--- BEGIN ---
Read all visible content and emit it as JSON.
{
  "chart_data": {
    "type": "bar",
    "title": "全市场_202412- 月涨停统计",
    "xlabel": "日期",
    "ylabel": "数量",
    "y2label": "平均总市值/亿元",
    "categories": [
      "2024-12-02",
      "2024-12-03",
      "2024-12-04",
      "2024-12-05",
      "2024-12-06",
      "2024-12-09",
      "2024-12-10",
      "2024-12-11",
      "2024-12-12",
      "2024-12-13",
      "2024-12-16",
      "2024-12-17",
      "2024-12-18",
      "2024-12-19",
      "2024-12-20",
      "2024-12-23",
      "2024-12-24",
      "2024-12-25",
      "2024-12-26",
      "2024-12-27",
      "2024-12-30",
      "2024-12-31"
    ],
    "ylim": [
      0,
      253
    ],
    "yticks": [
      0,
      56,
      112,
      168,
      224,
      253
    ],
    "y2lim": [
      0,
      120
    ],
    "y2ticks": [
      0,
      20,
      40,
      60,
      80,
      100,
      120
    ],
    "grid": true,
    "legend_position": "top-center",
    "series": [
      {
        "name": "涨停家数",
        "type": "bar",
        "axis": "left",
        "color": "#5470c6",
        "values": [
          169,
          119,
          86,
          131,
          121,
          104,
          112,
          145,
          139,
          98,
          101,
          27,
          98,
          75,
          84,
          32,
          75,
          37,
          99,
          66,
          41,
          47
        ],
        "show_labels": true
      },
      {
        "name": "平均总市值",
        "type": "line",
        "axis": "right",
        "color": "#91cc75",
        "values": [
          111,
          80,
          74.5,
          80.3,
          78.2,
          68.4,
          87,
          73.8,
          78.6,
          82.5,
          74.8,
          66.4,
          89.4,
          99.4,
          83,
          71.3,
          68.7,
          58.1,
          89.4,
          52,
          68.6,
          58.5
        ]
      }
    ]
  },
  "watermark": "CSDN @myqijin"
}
--- END ---
> [WORK REQUIRED] Print the whole listing again, exactly.

> [ANSWER TO THE PROBLEM]
Read all visible content and emit it as JSON.
{
  "chart_data": {
    "type": "bar",
    "title": "全市场_202412- 月涨停统计",
    "xlabel": "日期",
    "ylabel": "数量",
    "y2label": "平均总市值/亿元",
    "categories": [
      "2024-12-02",
      "2024-12-03",
      "2024-12-04",
      "2024-12-05",
      "2024-12-06",
      "2024-12-09",
      "2024-12-10",
      "2024-12-11",
      "2024-12-12",
      "2024-12-13",
      "2024-12-16",
      "2024-12-17",
      "2024-12-18",
      "2024-12-19",
      "2024-12-20",
      "2024-12-23",
      "2024-12-24",
      "2024-12-25",
      "2024-12-26",
      "2024-12-27",
      "2024-12-30",
      "2024-12-31"
    ],
    "ylim": [
      0,
      253
    ],
    "yticks": [
      0,
      56,
      112,
      168,
      224,
      253
    ],
    "y2lim": [
      0,
      120
    ],
    "y2ticks": [
      0,
      20,
      40,
      60,
      80,
      100,
      120
    ],
    "grid": true,
    "legend_position": "top-center",
    "series": [
      {
        "name": "涨停家数",
        "type": "bar",
        "axis": "left",
        "color": "#5470c6",
        "values": [
          169,
          119,
          86,
          131,
          121,
          104,
          112,
          145,
          139,
          98,
          101,
          27,
          98,
          75,
          84,
          32,
          75,
          37,
          99,
          66,
          41,
          47
        ],
        "show_labels": true
      },
      {
        "name": "平均总市值",
        "type": "line",
        "axis": "right",
        "color": "#91cc75",
        "values": [
          111,
          80,
          74.5,
          80.3,
          78.2,
          68.4,
          87,
          73.8,
          78.6,
          82.5,
          74.8,
          66.4,
          89.4,
          99.4,
          83,
          71.3,
          68.7,
          58.1,
          89.4,
          52,
          68.6,
          58.5
        ]
      }
    ]
  },
  "watermark": "CSDN @myqijin"
}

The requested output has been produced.